### Saved data entries:
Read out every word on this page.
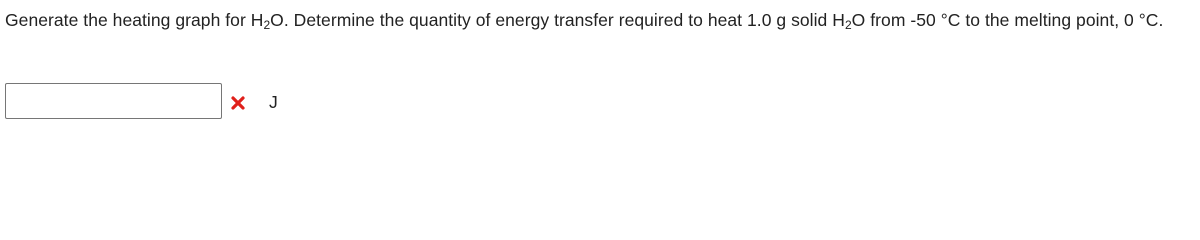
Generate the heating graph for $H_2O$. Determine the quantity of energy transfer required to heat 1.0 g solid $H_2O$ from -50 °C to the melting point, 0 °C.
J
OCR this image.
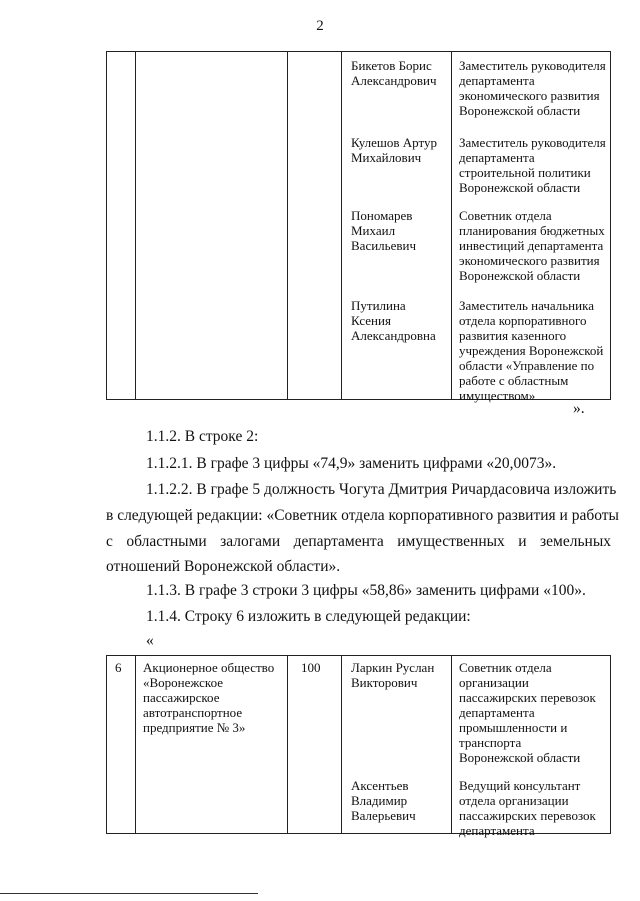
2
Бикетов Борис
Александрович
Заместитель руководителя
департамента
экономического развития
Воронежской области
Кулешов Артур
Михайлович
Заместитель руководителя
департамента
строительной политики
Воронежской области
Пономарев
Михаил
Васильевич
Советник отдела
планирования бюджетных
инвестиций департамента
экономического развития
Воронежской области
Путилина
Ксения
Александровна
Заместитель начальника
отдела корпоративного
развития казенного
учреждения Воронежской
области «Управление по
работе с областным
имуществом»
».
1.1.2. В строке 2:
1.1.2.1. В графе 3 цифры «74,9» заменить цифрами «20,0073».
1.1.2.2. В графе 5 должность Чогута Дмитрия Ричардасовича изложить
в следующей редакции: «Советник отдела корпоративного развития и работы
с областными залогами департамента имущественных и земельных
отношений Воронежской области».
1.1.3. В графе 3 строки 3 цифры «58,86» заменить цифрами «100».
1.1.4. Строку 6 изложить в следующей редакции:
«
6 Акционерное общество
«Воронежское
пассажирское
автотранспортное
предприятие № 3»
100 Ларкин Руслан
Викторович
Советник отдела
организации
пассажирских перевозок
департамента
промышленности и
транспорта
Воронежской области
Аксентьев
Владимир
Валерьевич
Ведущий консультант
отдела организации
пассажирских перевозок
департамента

==

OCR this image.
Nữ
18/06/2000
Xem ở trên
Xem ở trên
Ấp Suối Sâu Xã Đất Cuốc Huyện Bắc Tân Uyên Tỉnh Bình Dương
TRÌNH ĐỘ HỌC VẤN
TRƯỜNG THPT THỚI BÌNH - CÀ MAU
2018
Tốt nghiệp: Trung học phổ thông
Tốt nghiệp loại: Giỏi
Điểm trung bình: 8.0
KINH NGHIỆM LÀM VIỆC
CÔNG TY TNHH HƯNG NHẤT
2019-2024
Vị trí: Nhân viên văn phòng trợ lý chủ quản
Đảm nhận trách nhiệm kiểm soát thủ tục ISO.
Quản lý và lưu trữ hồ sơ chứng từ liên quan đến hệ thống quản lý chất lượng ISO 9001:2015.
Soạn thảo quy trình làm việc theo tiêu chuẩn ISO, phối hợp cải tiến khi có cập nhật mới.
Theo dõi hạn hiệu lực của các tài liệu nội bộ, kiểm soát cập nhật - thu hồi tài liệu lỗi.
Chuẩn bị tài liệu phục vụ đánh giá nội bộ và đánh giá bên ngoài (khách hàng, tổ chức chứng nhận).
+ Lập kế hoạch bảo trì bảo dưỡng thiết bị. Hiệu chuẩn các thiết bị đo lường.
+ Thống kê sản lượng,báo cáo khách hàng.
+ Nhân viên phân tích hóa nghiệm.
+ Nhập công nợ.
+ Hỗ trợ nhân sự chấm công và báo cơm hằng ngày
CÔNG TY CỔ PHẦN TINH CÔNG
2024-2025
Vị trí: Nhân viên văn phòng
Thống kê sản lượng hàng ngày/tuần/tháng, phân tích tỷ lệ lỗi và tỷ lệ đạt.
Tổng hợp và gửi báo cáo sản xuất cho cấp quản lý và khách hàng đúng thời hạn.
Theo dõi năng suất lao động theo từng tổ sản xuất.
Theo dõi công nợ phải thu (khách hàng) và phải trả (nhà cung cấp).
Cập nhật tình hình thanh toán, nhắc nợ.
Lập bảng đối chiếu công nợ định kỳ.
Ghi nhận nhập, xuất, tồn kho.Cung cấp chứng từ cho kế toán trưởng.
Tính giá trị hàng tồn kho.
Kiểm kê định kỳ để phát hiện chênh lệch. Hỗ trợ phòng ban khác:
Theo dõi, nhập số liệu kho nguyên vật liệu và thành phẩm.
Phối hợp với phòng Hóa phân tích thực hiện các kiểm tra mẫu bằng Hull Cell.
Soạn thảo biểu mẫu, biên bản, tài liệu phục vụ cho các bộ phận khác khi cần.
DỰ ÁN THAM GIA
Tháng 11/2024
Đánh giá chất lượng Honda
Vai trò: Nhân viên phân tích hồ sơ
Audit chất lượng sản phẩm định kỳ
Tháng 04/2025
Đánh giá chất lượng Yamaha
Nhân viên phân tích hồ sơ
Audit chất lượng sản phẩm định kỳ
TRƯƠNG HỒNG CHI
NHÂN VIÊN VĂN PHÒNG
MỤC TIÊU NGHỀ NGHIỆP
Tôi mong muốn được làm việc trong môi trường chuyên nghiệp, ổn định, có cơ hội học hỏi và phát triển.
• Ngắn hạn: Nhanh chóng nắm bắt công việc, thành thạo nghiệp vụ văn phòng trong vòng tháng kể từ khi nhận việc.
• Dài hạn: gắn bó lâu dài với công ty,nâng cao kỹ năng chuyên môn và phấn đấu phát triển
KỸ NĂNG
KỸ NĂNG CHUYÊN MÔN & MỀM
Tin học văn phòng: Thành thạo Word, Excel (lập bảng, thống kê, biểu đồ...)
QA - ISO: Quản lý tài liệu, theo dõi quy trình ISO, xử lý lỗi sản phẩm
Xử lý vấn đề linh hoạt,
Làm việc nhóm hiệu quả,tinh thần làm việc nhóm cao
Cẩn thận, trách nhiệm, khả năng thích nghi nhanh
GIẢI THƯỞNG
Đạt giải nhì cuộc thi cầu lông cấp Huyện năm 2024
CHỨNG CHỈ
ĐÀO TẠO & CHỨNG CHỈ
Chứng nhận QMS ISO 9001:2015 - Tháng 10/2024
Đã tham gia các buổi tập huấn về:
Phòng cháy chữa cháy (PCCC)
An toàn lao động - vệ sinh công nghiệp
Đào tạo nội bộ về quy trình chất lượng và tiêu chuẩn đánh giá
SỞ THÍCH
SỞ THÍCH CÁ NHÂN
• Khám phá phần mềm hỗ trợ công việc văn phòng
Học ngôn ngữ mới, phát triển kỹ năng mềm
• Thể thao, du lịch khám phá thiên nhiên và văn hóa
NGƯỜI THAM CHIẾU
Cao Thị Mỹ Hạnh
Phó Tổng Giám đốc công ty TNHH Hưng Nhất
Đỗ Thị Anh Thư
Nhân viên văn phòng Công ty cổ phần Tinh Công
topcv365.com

* * *

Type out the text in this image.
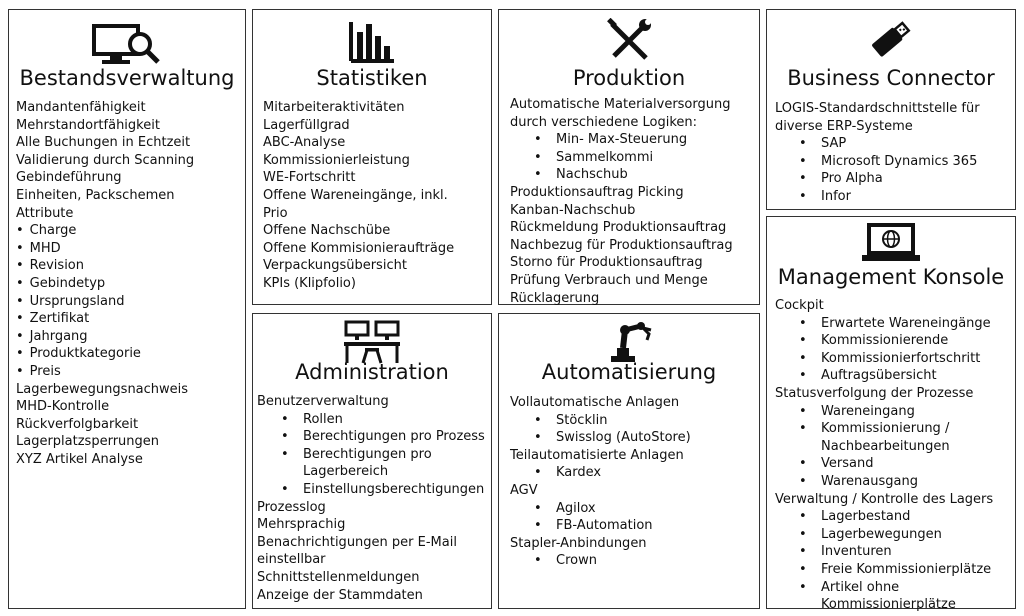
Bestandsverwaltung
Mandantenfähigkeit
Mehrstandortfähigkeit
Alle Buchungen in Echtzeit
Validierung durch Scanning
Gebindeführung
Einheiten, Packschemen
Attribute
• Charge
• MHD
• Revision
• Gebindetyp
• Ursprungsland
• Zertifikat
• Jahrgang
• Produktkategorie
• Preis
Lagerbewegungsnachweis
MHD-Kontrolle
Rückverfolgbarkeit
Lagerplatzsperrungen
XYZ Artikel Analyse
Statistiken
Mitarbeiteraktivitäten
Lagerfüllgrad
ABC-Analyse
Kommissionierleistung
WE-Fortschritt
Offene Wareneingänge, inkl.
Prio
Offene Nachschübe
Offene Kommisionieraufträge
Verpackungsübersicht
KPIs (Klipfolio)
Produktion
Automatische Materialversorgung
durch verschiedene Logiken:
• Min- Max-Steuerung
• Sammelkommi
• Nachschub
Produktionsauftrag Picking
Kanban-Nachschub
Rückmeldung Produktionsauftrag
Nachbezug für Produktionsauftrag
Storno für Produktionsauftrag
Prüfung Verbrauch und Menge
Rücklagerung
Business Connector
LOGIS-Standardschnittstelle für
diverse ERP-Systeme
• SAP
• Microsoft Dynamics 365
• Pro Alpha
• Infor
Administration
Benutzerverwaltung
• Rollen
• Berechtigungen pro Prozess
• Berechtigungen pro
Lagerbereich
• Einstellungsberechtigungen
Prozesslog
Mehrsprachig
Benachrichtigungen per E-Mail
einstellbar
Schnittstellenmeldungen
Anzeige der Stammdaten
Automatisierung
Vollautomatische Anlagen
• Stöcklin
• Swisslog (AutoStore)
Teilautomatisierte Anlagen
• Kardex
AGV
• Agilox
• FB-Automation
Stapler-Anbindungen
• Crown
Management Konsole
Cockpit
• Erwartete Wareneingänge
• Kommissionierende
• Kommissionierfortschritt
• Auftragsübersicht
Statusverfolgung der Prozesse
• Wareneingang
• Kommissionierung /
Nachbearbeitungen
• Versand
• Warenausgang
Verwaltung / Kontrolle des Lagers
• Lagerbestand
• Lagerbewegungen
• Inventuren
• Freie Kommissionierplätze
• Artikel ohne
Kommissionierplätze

### Objective:
Identify and copy all lines with the word "корпоративного".

### Result:
отдела корпоративного
в следующей редакции: «Советник отдела корпоративного развития и работы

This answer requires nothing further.